* Written task
Write out each line from the data below that includes the word "more".

* Input

** Start **

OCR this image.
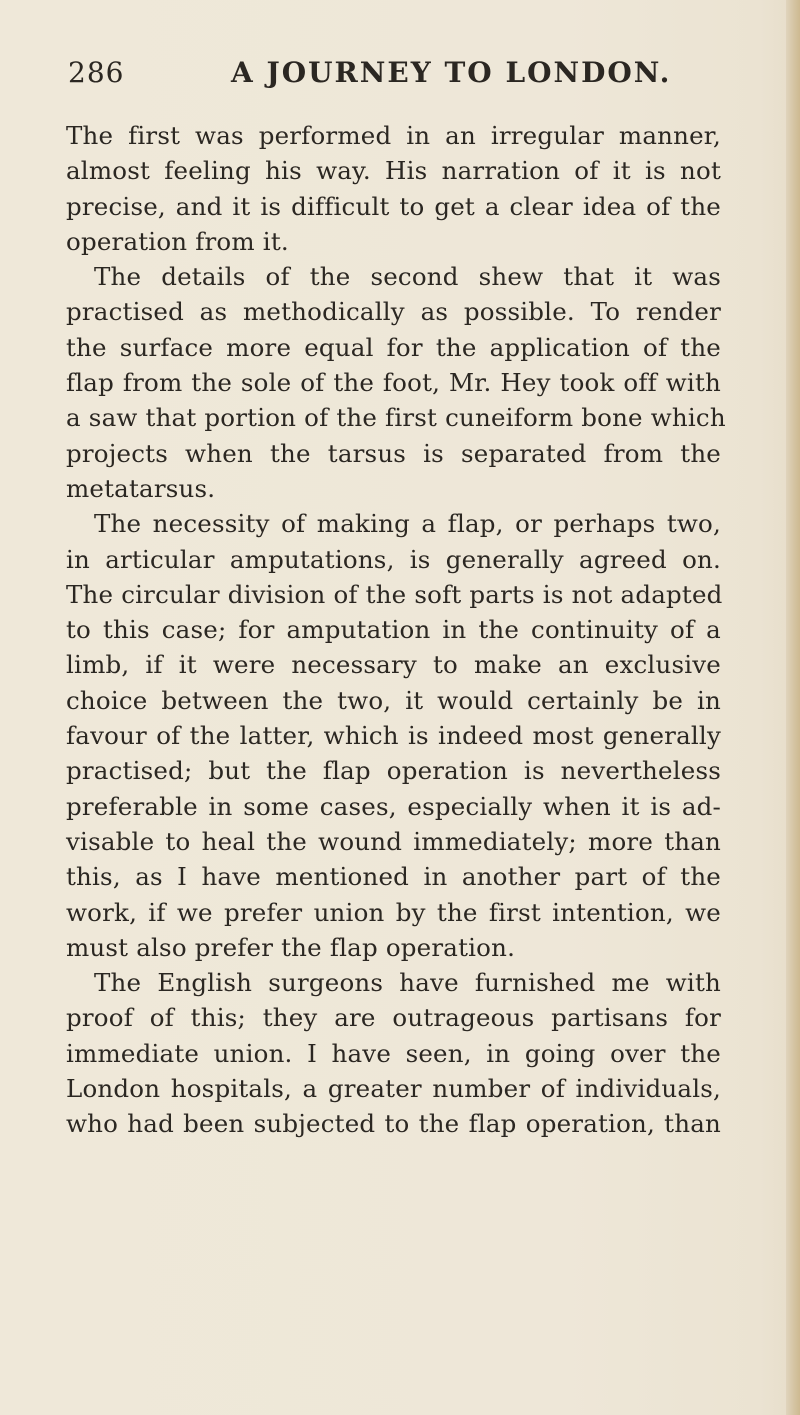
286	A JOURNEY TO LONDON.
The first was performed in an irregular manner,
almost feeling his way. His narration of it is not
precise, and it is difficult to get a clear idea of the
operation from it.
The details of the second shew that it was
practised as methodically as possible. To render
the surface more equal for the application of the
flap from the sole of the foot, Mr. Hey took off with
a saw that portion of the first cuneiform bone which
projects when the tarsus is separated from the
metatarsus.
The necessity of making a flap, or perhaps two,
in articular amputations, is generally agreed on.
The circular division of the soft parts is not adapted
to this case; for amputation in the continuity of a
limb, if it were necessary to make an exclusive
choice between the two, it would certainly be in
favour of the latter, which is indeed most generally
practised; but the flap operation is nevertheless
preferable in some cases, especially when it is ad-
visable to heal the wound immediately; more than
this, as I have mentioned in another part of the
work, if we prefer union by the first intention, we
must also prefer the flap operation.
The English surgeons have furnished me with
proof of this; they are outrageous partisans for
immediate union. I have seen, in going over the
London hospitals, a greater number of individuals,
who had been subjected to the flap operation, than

** End **
** Start **

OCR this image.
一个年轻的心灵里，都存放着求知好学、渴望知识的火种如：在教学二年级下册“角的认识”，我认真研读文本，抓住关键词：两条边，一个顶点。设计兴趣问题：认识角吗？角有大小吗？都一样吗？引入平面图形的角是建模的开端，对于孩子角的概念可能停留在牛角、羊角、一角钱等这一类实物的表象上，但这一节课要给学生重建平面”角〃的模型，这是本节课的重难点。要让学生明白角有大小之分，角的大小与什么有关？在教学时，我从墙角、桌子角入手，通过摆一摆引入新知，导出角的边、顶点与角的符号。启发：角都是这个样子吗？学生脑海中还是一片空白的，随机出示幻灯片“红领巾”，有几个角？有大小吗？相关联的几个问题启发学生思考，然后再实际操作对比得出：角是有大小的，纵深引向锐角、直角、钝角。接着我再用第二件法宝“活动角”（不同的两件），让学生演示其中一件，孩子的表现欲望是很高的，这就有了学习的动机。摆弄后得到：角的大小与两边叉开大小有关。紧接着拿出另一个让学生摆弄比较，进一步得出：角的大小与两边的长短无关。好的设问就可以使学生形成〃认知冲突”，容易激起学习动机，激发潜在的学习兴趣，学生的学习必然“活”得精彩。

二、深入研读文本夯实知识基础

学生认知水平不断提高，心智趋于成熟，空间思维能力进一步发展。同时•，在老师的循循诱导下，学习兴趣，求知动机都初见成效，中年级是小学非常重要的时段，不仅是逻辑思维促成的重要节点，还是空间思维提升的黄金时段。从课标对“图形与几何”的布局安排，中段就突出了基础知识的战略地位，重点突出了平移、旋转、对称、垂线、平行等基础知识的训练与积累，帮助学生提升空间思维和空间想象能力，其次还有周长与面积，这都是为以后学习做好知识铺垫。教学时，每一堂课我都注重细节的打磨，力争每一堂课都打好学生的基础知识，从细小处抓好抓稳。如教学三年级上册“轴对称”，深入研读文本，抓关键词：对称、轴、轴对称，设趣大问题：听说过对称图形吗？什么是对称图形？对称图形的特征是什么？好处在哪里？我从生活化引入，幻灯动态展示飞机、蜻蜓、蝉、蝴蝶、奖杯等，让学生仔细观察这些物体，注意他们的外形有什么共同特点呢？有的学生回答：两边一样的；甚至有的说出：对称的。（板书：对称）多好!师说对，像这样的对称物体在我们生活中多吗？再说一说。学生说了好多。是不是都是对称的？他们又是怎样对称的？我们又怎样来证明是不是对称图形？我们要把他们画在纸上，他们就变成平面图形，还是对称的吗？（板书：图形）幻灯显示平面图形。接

** End **

* Worked answer
the surface more equal for the application of the
visable to heal the wound immediately; more than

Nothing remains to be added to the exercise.